- _Given task_
Copy out, unchanged, the lines of the items below starting with the line containing "absorption-y-tick-label: 0 bbox=[202, 665, 218, 699]" and ending with the line containing "absorption-y-axis-title: Normalized absorption", both included.

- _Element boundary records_

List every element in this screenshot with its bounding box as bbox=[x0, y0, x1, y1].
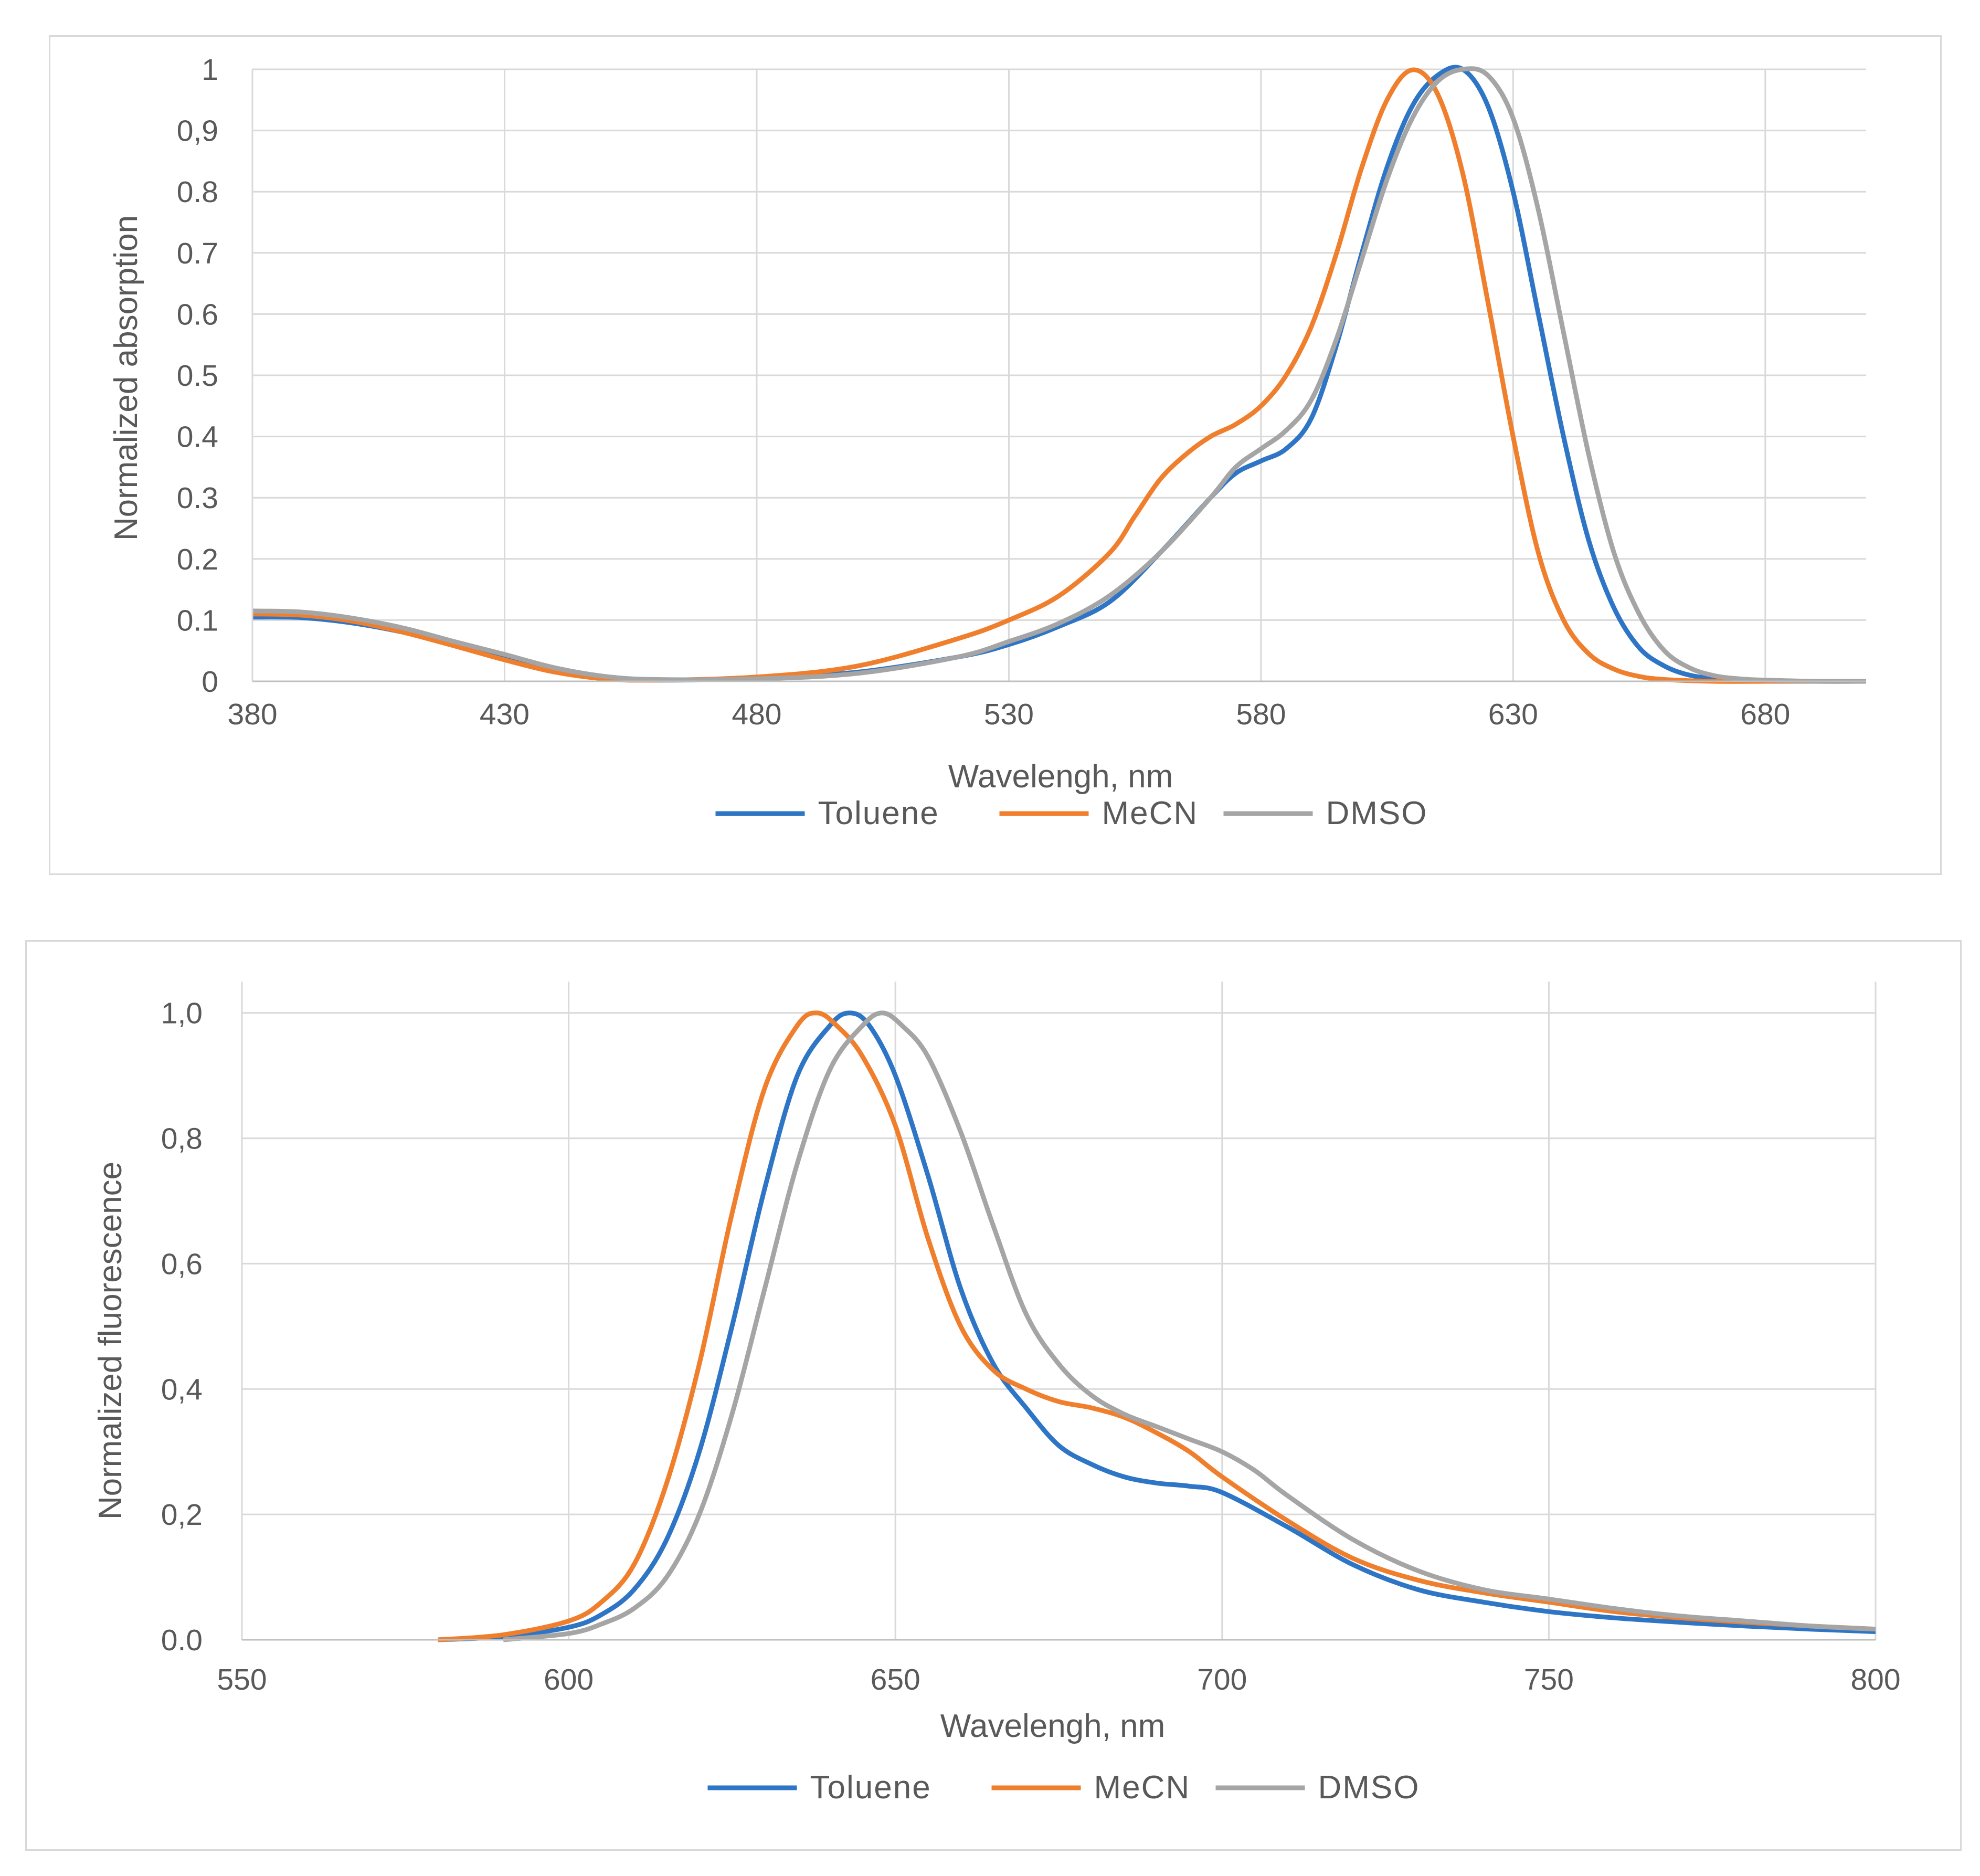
absorption-y-tick-label: 0 bbox=[202, 665, 218, 699]
fluorescence-chart-panel: 0.0 0,2 0,4 0,6 0,8 1,0 550 600 650 700 750 800 Wav… bbox=[25, 940, 1962, 1851]
fluorescence-series-dmso bbox=[503, 1010, 1876, 1642]
absorption-x-tick-label: 580 bbox=[1236, 698, 1286, 731]
fluorescence-y-tick-label: 1,0 bbox=[161, 997, 203, 1030]
legend-label-toluene: Toluene bbox=[818, 795, 939, 831]
absorption-y-axis-title: Normalized absorption bbox=[108, 215, 144, 541]
fluorescence-y-tick-label: 0,2 bbox=[161, 1498, 203, 1532]
absorption-x-tick-label: 530 bbox=[984, 698, 1034, 731]
fluorescence-y-axis-title: Normalized fluorescence bbox=[92, 1162, 129, 1520]
absorption-x-tick-label: 630 bbox=[1488, 698, 1538, 731]
legend-label-toluene: Toluene bbox=[810, 1769, 931, 1806]
absorption-x-axis-title: Wavelengh, nm bbox=[948, 758, 1173, 795]
absorption-y-tick-label: 0.5 bbox=[177, 359, 218, 393]
absorption-series-group bbox=[252, 65, 1867, 684]
absorption-legend: Toluene MeCN DMSO bbox=[715, 795, 1428, 831]
legend-label-dmso: DMSO bbox=[1318, 1769, 1420, 1806]
fluorescence-y-tick-label: 0,6 bbox=[161, 1247, 203, 1281]
absorption-y-tick-label: 1 bbox=[202, 53, 218, 87]
legend-label-mecn: MeCN bbox=[1102, 795, 1199, 831]
absorption-y-tick-label: 0.8 bbox=[177, 175, 218, 209]
absorption-y-tick-label: 0,9 bbox=[177, 114, 218, 148]
absorption-tick-labels: 0 0.1 0.2 0.3 0.4 0.5 0.6 0.7 0.8 0,9 1 380 430 480 53… bbox=[177, 53, 1791, 731]
absorption-x-tick-label: 380 bbox=[227, 698, 277, 731]
fluorescence-series-group bbox=[438, 1010, 1876, 1642]
absorption-y-tick-label: 0.6 bbox=[177, 298, 218, 331]
absorption-y-tick-label: 0.4 bbox=[177, 420, 218, 454]
absorption-series-toluene bbox=[252, 65, 1867, 684]
fluorescence-x-tick-label: 800 bbox=[1850, 1663, 1900, 1696]
fluorescence-y-tick-label: 0.0 bbox=[161, 1624, 203, 1657]
legend-label-dmso: DMSO bbox=[1326, 795, 1428, 831]
fluorescence-series-mecn bbox=[438, 1010, 1876, 1642]
fluorescence-chart: 0.0 0,2 0,4 0,6 0,8 1,0 550 600 650 700 750 800 Wav… bbox=[92, 982, 1901, 1806]
absorption-series-dmso bbox=[252, 66, 1867, 684]
absorption-x-tick-label: 480 bbox=[732, 698, 781, 731]
absorption-chart: 0 0.1 0.2 0.3 0.4 0.5 0.6 0.7 0.8 0,9 1 380 430 480 53… bbox=[108, 53, 1867, 831]
absorption-grid bbox=[252, 68, 1866, 681]
fluorescence-axis bbox=[241, 982, 1876, 1641]
absorption-y-tick-label: 0.2 bbox=[177, 543, 218, 576]
fluorescence-x-axis-title: Wavelengh, nm bbox=[940, 1708, 1165, 1744]
fluorescence-x-tick-label: 600 bbox=[544, 1663, 594, 1696]
absorption-x-tick-label: 680 bbox=[1740, 698, 1790, 731]
fluorescence-y-tick-label: 0,4 bbox=[161, 1373, 203, 1406]
absorption-y-tick-label: 0.3 bbox=[177, 481, 218, 515]
absorption-y-tick-label: 0.1 bbox=[177, 604, 218, 637]
fluorescence-y-tick-label: 0,8 bbox=[161, 1122, 203, 1156]
fluorescence-legend: Toluene MeCN DMSO bbox=[707, 1769, 1420, 1806]
absorption-chart-panel: 0 0.1 0.2 0.3 0.4 0.5 0.6 0.7 0.8 0,9 1 380 430 480 53… bbox=[49, 35, 1942, 875]
fluorescence-x-tick-label: 700 bbox=[1197, 1663, 1247, 1696]
absorption-axis bbox=[251, 69, 1866, 682]
absorption-y-tick-label: 0.7 bbox=[177, 237, 218, 270]
legend-label-mecn: MeCN bbox=[1094, 1769, 1191, 1806]
fluorescence-series-toluene bbox=[438, 1010, 1876, 1642]
fluorescence-x-tick-label: 750 bbox=[1524, 1663, 1574, 1696]
fluorescence-x-tick-label: 550 bbox=[217, 1663, 267, 1696]
fluorescence-tick-labels: 0.0 0,2 0,4 0,6 0,8 1,0 550 600 650 700 750 800 bbox=[161, 997, 1901, 1696]
fluorescence-x-tick-label: 650 bbox=[871, 1663, 920, 1696]
absorption-x-tick-label: 430 bbox=[480, 698, 530, 731]
fluorescence-grid bbox=[242, 982, 1877, 1640]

- _The response_
absorption-y-tick-label: 0 bbox=[202, 665, 218, 699]
fluorescence-chart-panel: 0.0 0,2 0,4 0,6 0,8 1,0 550 600 650 700 750 800 Wav… bbox=[25, 940, 1962, 1851]
fluorescence-series-dmso bbox=[503, 1010, 1876, 1642]
absorption-x-tick-label: 580 bbox=[1236, 698, 1286, 731]
fluorescence-y-tick-label: 1,0 bbox=[161, 997, 203, 1030]
legend-label-toluene: Toluene bbox=[818, 795, 939, 831]
absorption-y-axis-title: Normalized absorption bbox=[108, 215, 144, 541]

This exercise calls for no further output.